# Start of SOURCE DATA

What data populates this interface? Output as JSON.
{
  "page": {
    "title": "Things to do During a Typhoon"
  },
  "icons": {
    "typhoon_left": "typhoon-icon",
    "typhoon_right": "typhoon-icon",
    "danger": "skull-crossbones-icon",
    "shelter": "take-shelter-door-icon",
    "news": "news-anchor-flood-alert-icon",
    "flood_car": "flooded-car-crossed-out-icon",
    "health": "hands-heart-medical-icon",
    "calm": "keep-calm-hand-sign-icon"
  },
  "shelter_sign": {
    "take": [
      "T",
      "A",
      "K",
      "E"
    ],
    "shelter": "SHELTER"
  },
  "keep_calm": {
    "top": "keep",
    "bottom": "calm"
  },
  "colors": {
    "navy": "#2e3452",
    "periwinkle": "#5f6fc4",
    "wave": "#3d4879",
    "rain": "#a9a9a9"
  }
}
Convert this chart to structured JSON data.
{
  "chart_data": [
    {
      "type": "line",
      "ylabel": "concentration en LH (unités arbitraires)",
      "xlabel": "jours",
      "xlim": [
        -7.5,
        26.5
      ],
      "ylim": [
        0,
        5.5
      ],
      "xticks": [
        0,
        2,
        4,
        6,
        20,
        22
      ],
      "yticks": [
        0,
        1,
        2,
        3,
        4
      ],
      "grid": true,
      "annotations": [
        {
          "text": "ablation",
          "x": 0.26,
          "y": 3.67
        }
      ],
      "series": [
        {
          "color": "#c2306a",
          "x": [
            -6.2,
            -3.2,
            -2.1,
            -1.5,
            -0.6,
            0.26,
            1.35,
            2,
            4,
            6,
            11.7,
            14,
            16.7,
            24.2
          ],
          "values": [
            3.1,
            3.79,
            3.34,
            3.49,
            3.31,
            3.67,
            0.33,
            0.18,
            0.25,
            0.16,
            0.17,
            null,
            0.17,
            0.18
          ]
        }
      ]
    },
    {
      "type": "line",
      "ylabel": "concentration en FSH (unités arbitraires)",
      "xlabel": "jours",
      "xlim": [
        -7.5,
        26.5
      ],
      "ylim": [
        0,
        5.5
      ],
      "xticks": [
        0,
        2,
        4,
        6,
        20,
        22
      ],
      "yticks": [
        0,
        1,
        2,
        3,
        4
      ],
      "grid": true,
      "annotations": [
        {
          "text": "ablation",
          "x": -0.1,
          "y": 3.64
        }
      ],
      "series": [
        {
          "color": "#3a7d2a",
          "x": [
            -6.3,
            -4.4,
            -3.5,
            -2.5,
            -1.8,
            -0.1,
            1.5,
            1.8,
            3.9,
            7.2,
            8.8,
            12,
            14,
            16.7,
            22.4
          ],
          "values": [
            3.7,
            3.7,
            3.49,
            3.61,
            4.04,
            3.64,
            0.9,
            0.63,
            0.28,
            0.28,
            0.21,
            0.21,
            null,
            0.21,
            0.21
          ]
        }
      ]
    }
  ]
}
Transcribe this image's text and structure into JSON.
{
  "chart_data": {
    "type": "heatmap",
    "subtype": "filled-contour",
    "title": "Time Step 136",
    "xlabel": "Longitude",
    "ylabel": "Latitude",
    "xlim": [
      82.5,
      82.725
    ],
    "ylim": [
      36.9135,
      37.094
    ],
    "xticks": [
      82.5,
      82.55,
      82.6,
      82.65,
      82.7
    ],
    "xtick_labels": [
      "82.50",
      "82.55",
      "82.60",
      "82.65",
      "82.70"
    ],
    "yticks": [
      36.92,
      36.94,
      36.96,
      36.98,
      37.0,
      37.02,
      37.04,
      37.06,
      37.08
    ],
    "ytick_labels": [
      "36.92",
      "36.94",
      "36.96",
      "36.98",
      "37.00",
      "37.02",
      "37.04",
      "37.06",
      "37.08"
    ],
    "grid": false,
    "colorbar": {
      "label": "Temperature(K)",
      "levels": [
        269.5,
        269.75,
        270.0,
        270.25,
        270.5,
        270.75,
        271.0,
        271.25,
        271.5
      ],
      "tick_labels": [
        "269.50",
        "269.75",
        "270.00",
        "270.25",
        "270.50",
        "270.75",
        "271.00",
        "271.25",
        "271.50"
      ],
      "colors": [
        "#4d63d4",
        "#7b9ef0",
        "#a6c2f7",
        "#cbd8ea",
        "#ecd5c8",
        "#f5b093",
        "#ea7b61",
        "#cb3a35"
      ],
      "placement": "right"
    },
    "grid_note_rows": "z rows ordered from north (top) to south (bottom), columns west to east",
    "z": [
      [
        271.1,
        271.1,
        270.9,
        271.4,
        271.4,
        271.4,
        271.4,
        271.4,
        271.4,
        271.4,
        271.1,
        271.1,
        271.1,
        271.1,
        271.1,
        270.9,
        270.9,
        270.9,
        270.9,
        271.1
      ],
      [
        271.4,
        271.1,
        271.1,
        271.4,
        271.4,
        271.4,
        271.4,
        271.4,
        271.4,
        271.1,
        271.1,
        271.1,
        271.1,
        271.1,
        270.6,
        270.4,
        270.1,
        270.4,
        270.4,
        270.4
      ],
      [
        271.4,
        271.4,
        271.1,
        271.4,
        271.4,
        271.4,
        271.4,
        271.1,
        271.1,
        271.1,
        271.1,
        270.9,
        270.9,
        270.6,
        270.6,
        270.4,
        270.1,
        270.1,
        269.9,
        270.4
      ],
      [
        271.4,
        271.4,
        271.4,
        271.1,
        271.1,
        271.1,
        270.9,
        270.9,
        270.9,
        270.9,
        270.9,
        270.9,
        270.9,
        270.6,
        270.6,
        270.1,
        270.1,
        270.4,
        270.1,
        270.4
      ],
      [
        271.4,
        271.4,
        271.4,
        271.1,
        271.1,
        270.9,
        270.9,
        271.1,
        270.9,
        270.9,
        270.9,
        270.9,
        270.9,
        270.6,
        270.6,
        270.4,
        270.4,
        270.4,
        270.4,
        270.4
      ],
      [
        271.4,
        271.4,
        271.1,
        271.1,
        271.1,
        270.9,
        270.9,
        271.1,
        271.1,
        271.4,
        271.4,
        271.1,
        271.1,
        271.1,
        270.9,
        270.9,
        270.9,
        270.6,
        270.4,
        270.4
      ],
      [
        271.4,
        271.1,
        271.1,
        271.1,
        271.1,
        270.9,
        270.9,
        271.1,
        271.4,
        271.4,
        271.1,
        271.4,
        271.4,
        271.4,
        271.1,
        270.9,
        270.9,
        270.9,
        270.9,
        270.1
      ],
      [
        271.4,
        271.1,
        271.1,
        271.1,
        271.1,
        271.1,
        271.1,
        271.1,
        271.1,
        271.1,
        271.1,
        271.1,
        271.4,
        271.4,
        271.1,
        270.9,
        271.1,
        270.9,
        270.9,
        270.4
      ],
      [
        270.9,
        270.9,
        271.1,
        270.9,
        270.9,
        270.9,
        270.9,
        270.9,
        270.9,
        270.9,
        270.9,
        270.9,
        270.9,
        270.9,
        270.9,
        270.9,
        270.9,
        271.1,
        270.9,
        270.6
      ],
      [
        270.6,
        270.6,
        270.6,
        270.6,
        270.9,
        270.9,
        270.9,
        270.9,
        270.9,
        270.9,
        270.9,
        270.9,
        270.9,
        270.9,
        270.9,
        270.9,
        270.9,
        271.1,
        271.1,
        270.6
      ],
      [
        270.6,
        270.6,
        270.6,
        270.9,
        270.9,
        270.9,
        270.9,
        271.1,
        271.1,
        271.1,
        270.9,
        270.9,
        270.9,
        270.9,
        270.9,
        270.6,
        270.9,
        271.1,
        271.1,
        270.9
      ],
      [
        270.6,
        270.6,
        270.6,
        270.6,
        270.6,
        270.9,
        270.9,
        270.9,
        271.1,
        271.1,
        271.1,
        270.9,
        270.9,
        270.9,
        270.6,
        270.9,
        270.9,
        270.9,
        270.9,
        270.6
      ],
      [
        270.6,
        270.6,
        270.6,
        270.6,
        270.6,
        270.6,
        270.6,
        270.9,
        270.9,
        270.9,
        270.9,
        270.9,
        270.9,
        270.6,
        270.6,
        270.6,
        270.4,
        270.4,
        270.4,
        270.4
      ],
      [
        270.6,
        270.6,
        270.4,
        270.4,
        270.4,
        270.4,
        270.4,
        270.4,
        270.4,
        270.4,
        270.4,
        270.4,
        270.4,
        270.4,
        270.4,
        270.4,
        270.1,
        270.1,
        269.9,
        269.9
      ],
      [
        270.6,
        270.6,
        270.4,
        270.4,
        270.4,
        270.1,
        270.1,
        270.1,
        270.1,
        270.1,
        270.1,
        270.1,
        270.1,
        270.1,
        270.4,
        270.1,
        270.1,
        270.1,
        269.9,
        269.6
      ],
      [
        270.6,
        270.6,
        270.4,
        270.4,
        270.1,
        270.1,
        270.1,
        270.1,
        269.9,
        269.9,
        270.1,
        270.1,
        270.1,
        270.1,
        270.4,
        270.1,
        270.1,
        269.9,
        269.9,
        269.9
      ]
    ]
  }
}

# End of SOURCE DATA

TASK PROMPT: From the data above, show each line that contains "arbitraires".

EXERCISE RESULT:
      "ylabel": "concentration en LH (unités arbitraires)",
      "ylabel": "concentration en FSH (unités arbitraires)",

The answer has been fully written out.